# [要件]
「checkmark-icon: ✓ [382, 616, 404, 646]」を含む行から「help-button[interactable]: ? [39, 1160, 97, 1218]」を含む行まで、両端の行も含めて一字一句変えずに書き写すこと。

***** 使用データ *****

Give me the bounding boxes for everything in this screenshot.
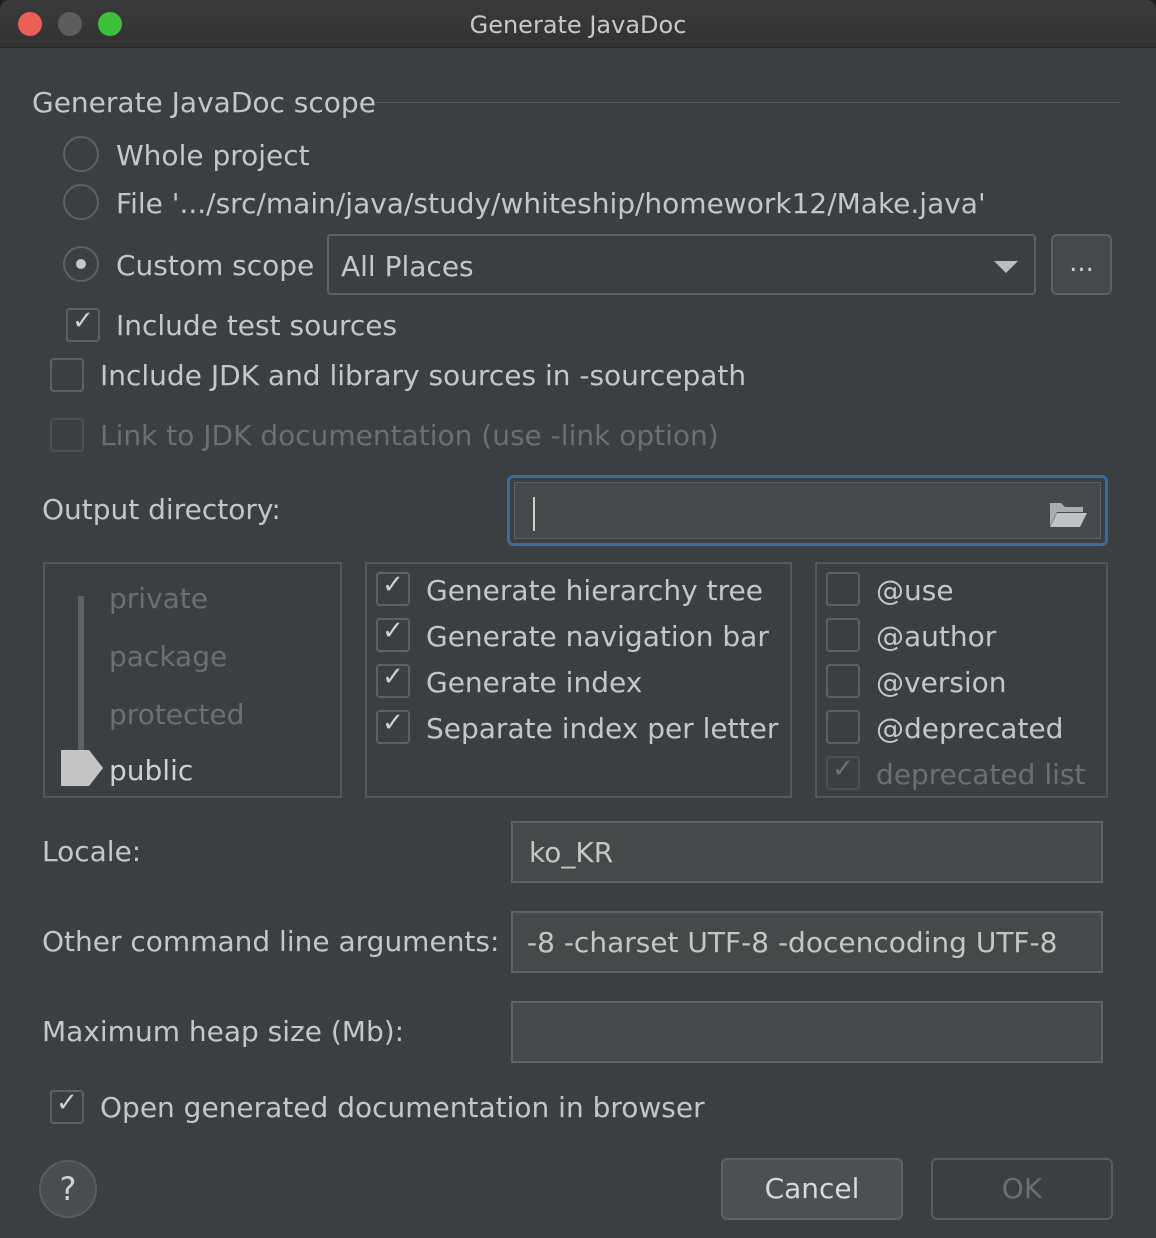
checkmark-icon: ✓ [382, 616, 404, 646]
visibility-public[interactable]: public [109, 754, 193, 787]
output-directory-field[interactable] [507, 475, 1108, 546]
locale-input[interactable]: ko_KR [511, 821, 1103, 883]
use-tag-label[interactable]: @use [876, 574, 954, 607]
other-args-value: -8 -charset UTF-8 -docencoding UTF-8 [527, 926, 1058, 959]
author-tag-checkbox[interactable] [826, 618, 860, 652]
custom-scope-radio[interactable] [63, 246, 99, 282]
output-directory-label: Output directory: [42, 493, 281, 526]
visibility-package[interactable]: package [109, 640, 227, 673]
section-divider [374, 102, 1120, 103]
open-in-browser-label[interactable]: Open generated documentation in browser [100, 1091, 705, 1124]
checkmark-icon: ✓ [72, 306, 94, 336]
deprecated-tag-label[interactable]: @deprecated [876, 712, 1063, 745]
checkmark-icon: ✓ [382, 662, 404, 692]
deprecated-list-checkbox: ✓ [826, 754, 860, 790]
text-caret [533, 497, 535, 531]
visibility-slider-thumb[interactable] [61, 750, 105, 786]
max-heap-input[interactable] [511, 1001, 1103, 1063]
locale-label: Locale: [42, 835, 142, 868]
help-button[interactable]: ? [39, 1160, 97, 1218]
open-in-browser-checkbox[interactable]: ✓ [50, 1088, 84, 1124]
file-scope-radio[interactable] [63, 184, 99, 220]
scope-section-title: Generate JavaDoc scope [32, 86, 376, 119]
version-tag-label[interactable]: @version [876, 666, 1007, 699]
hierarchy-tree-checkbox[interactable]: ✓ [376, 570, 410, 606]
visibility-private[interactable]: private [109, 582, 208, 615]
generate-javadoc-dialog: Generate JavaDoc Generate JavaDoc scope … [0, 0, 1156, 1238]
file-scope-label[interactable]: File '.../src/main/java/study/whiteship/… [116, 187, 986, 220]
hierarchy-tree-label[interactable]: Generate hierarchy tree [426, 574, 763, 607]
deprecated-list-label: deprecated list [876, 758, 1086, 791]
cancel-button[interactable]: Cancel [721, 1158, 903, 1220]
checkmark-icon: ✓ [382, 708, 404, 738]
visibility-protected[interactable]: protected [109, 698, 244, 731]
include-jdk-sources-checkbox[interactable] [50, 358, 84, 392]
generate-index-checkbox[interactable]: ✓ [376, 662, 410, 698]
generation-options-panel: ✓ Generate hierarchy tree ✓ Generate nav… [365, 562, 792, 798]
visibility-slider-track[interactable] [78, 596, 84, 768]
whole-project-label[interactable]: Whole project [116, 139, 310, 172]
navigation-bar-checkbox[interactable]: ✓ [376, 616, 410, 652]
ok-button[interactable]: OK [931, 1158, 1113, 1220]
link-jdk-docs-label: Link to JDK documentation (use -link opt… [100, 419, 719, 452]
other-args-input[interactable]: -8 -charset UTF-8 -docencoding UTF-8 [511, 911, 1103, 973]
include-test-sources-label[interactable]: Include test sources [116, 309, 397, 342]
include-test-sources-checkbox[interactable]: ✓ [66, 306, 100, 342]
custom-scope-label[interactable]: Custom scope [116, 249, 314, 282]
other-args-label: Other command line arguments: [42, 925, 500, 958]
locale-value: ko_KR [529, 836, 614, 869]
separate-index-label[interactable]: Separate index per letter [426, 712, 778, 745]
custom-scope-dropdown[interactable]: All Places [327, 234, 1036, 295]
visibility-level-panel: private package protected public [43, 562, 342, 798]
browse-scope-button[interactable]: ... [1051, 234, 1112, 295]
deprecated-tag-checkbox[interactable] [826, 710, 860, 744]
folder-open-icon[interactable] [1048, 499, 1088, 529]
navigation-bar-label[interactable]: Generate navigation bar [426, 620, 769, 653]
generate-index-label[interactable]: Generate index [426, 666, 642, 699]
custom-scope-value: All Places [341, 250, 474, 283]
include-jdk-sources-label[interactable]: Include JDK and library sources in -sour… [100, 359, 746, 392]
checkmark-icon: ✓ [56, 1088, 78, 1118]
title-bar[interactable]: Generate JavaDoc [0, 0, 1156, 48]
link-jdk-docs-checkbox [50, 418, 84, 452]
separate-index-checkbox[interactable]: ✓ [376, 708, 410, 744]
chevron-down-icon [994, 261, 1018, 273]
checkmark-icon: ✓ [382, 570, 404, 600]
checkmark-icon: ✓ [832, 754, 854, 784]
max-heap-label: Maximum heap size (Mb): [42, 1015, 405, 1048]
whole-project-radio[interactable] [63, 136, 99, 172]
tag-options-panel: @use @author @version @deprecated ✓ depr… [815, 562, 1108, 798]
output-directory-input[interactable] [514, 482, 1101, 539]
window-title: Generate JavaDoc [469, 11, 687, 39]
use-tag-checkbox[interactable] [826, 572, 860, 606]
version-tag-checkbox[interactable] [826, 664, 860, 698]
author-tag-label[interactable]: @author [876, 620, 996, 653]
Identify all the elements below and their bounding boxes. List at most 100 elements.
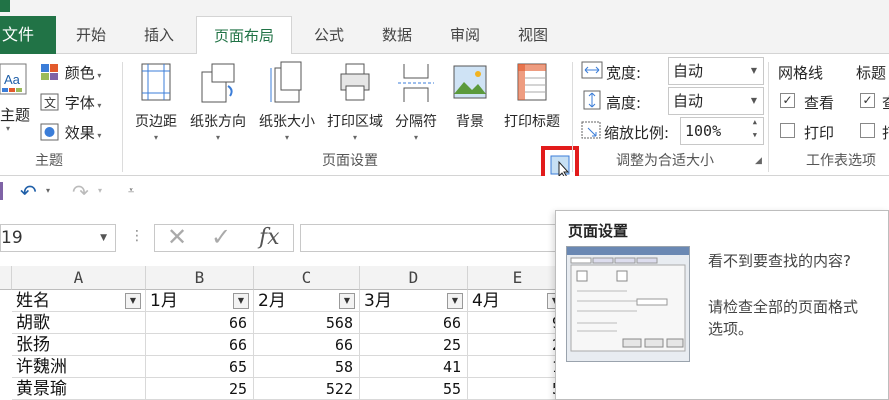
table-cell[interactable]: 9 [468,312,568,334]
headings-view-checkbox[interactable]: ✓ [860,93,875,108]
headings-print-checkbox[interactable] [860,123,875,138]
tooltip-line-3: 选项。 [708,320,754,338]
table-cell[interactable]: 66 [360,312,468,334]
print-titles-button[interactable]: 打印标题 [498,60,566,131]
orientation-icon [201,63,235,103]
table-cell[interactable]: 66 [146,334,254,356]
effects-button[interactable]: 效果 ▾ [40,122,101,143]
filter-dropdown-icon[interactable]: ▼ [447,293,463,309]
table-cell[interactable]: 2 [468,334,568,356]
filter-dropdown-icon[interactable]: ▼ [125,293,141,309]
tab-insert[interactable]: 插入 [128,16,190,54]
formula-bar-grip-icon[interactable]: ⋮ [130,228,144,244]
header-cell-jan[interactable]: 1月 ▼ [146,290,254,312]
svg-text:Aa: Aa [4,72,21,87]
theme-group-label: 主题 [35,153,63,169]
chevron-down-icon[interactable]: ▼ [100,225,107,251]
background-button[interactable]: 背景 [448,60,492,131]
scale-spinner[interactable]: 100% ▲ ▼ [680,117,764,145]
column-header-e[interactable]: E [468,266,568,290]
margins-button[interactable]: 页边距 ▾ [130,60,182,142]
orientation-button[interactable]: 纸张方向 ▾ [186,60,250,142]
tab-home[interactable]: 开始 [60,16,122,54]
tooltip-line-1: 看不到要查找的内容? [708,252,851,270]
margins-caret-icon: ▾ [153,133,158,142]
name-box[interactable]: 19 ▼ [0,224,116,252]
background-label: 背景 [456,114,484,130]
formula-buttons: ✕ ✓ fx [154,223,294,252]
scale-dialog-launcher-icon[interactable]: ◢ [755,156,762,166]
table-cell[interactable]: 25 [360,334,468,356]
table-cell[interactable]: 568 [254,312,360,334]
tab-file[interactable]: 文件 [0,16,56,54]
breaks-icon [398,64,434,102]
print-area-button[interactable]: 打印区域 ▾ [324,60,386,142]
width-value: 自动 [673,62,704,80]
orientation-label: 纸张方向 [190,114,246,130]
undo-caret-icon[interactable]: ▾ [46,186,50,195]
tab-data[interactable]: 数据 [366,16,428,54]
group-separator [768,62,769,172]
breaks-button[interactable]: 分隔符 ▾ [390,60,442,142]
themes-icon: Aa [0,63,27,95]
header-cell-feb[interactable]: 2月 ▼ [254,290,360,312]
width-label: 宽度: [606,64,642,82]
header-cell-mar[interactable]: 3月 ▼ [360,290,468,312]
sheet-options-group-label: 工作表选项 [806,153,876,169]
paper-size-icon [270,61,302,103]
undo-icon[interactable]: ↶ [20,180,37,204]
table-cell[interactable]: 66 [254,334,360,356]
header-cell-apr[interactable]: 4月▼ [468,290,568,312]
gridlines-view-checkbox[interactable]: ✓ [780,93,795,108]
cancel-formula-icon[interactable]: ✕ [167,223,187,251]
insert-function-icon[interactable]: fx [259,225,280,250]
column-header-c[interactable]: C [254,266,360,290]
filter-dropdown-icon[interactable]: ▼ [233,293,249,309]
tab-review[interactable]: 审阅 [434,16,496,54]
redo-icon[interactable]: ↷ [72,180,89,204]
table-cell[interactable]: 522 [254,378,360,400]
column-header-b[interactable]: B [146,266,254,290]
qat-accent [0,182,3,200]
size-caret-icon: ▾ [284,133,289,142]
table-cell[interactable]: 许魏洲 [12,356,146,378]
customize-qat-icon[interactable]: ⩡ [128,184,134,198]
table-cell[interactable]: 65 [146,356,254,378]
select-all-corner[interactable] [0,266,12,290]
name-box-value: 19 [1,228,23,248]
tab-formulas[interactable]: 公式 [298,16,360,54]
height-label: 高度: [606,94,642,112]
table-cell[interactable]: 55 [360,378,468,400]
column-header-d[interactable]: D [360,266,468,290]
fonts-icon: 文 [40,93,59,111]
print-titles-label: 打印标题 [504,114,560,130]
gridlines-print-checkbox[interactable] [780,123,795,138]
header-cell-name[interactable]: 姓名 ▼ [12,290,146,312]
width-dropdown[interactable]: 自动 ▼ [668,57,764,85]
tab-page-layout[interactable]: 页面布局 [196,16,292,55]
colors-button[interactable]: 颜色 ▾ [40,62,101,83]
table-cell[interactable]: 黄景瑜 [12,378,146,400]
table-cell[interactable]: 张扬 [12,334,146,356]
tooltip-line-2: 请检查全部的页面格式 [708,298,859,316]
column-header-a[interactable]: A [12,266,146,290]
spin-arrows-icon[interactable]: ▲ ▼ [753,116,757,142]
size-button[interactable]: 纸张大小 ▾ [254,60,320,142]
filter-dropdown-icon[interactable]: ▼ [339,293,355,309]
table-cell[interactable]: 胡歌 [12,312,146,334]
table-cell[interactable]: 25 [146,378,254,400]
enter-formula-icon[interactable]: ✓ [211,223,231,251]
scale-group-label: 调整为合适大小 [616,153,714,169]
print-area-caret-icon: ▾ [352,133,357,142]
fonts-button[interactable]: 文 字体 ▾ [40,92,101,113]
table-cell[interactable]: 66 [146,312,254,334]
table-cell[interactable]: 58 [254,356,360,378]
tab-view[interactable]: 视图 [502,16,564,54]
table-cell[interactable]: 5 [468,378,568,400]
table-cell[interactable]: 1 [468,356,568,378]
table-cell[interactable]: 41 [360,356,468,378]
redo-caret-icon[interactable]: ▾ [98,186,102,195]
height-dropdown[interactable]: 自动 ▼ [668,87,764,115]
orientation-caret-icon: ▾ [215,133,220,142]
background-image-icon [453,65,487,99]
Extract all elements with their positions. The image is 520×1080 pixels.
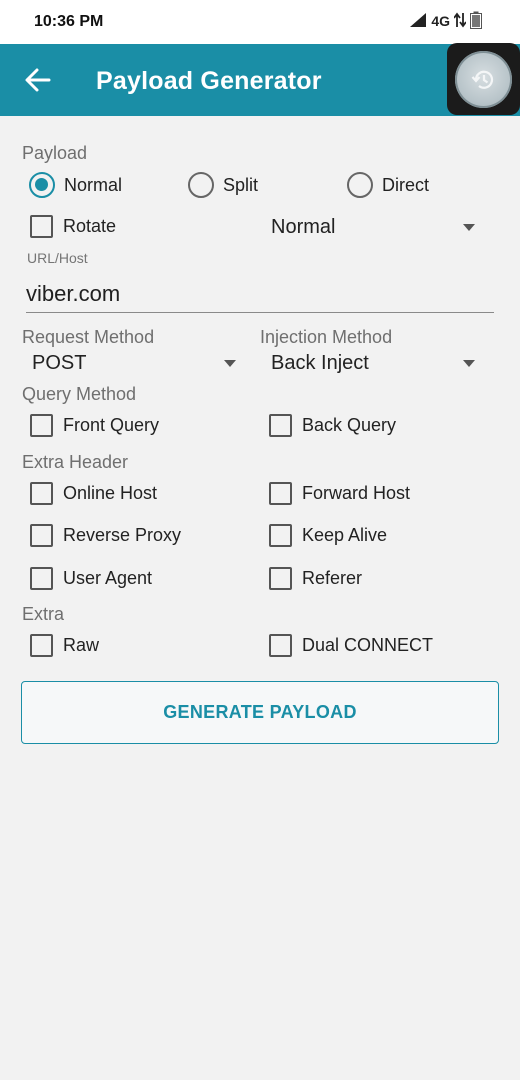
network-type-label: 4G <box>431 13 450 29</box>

*****

# [完全な回答]
checkmark-icon: ✓ [382, 616, 404, 646]
visibility-public[interactable]: public [109, 754, 193, 787]
output-directory-field[interactable] [507, 475, 1108, 546]
locale-input[interactable]: ko_KR [511, 821, 1103, 883]
use-tag-label[interactable]: @use [876, 574, 954, 607]
other-args-value: -8 -charset UTF-8 -docencoding UTF-8 [527, 926, 1058, 959]
author-tag-checkbox[interactable] [826, 618, 860, 652]
custom-scope-radio[interactable] [63, 246, 99, 282]
output-directory-label: Output directory: [42, 493, 281, 526]
visibility-package[interactable]: package [109, 640, 227, 673]
section-divider [374, 102, 1120, 103]
open-in-browser-label[interactable]: Open generated documentation in browser [100, 1091, 705, 1124]
checkmark-icon: ✓ [72, 306, 94, 336]
deprecated-tag-label[interactable]: @deprecated [876, 712, 1063, 745]
checkmark-icon: ✓ [382, 662, 404, 692]
deprecated-list-checkbox: ✓ [826, 754, 860, 790]
text-caret [533, 497, 535, 531]
visibility-slider-thumb[interactable] [61, 750, 105, 786]
max-heap-input[interactable] [511, 1001, 1103, 1063]
locale-label: Locale: [42, 835, 142, 868]
help-button[interactable]: ? [39, 1160, 97, 1218]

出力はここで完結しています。